▼
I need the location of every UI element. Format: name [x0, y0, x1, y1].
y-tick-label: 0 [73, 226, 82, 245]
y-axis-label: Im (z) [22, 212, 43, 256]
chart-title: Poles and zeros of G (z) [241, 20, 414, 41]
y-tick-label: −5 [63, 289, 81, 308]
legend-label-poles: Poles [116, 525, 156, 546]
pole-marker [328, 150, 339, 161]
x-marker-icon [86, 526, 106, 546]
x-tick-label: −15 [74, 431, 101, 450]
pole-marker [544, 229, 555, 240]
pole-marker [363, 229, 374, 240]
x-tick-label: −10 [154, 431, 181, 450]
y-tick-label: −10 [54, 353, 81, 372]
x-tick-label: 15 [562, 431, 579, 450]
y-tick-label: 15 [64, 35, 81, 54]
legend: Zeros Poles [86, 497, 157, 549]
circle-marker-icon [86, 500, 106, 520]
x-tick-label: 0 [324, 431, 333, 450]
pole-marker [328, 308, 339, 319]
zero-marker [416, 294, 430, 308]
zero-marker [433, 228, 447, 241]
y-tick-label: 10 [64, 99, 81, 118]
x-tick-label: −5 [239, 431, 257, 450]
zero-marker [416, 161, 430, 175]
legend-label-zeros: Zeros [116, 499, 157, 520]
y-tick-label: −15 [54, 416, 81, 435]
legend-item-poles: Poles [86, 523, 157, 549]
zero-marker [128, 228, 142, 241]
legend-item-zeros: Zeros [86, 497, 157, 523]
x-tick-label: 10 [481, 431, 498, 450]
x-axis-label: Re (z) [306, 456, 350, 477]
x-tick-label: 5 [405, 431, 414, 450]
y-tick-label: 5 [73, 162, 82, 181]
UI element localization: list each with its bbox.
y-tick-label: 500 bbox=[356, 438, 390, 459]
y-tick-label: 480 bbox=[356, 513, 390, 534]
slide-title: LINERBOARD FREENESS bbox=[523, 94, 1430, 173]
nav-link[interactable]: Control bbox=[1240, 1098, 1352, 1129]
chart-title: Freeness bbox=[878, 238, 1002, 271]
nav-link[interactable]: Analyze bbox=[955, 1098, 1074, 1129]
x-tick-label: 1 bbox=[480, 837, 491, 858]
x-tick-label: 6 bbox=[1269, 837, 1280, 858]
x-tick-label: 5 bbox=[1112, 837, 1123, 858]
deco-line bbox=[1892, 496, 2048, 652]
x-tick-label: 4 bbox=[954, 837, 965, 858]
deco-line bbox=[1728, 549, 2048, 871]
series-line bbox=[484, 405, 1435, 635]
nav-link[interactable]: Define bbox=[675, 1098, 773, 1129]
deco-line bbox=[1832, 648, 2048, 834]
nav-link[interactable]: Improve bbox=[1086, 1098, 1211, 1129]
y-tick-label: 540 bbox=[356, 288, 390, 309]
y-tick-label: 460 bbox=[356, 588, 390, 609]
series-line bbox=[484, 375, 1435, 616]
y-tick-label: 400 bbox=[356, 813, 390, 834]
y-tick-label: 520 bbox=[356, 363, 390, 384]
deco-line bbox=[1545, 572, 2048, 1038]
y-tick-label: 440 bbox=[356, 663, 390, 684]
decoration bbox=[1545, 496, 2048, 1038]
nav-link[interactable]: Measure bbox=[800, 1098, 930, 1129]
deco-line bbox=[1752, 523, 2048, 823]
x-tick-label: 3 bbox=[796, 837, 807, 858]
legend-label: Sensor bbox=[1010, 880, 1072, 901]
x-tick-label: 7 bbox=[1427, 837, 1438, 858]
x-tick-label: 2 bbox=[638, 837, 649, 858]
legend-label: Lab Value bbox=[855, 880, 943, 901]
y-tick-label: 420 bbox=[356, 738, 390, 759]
▲
**What the exercise asks:** Render these lines as a JSON list of strings, one string per line, with blank lines omitted.

**Result for this exercise:**
[
  "I need the location of every UI element. Format: name [x0, y0, x1, y1].",
  "y-tick-label: 0 [73, 226, 82, 245]",
  "y-axis-label: Im (z) [22, 212, 43, 256]",
  "chart-title: Poles and zeros of G (z) [241, 20, 414, 41]",
  "y-tick-label: −5 [63, 289, 81, 308]",
  "legend-label-poles: Poles [116, 525, 156, 546]",
  "pole-marker [328, 150, 339, 161]",
  "x-marker-icon [86, 526, 106, 546]",
  "x-tick-label: −15 [74, 431, 101, 450]",
  "pole-marker [544, 229, 555, 240]",
  "pole-marker [363, 229, 374, 240]",
  "x-tick-label: −10 [154, 431, 181, 450]",
  "y-tick-label: −10 [54, 353, 81, 372]",
  "x-tick-label: 15 [562, 431, 579, 450]",
  "y-tick-label: 15 [64, 35, 81, 54]",
  "legend: Zeros Poles [86, 497, 157, 549]",
  "circle-marker-icon [86, 500, 106, 520]",
  "x-tick-label: 0 [324, 431, 333, 450]",
  "pole-marker [328, 308, 339, 319]",
  "zero-marker [416, 294, 430, 308]",
  "zero-marker [433, 228, 447, 241]",
  "y-tick-label: 10 [64, 99, 81, 118]",
  "x-tick-label: −5 [239, 431, 257, 450]",
  "zero-marker [416, 161, 430, 175]",
  "legend-label-zeros: Zeros [116, 499, 157, 520]",
  "y-tick-label: −15 [54, 416, 81, 435]",
  "legend-item-poles: Poles [86, 523, 157, 549]",
  "zero-marker [128, 228, 142, 241]",
  "legend-item-zeros: Zeros [86, 497, 157, 523]",
  "x-tick-label: 10 [481, 431, 498, 450]",
  "x-axis-label: Re (z) [306, 456, 350, 477]",
  "x-tick-label: 5 [405, 431, 414, 450]",
  "y-tick-label: 5 [73, 162, 82, 181]",
  "UI element localization: list each with its bbox.",
  "y-tick-label: 500 bbox=[356, 438, 390, 459]",
  "y-tick-label: 480 bbox=[356, 513, 390, 534]",
  "slide-title: LINERBOARD FREENESS bbox=[523, 94, 1430, 173]",
  "nav-link[interactable]: Control bbox=[1240, 1098, 1352, 1129]",
  "chart-title: Freeness bbox=[878, 238, 1002, 271]",
  "nav-link[interactable]: Analyze bbox=[955, 1098, 1074, 1129]",
  "x-tick-label: 1 bbox=[480, 837, 491, 858]",
  "x-tick-label: 6 bbox=[1269, 837, 1280, 858]",
  "x-tick-label: 5 bbox=[1112, 837, 1123, 858]",
  "deco-line bbox=[1892, 496, 2048, 652]",
  "x-tick-label: 4 bbox=[954, 837, 965, 858]",
  "deco-line bbox=[1728, 549, 2048, 871]",
  "series-line bbox=[484, 405, 1435, 635]",
  "nav-link[interactable]: Define bbox=[675, 1098, 773, 1129]",
  "deco-line bbox=[1832, 648, 2048, 834]",
  "nav-link[interactable]: Improve bbox=[1086, 1098, 1211, 1129]",
  "y-tick-label: 540 bbox=[356, 288, 390, 309]",
  "y-tick-label: 460 bbox=[356, 588, 390, 609]",
  "series-line bbox=[484, 375, 1435, 616]",
  "y-tick-label: 400 bbox=[356, 813, 390, 834]",
  "y-tick-label: 520 bbox=[356, 363, 390, 384]",
  "deco-line bbox=[1545, 572, 2048, 1038]",
  "y-tick-label: 440 bbox=[356, 663, 390, 684]",
  "decoration bbox=[1545, 496, 2048, 1038]",
  "nav-link[interactable]: Measure bbox=[800, 1098, 930, 1129]",
  "deco-line bbox=[1752, 523, 2048, 823]",
  "x-tick-label: 3 bbox=[796, 837, 807, 858]",
  "legend-label: Sensor bbox=[1010, 880, 1072, 901]",
  "x-tick-label: 7 bbox=[1427, 837, 1438, 858]",
  "x-tick-label: 2 bbox=[638, 837, 649, 858]",
  "legend-label: Lab Value bbox=[855, 880, 943, 901]",
  "y-tick-label: 420 bbox=[356, 738, 390, 759]"
]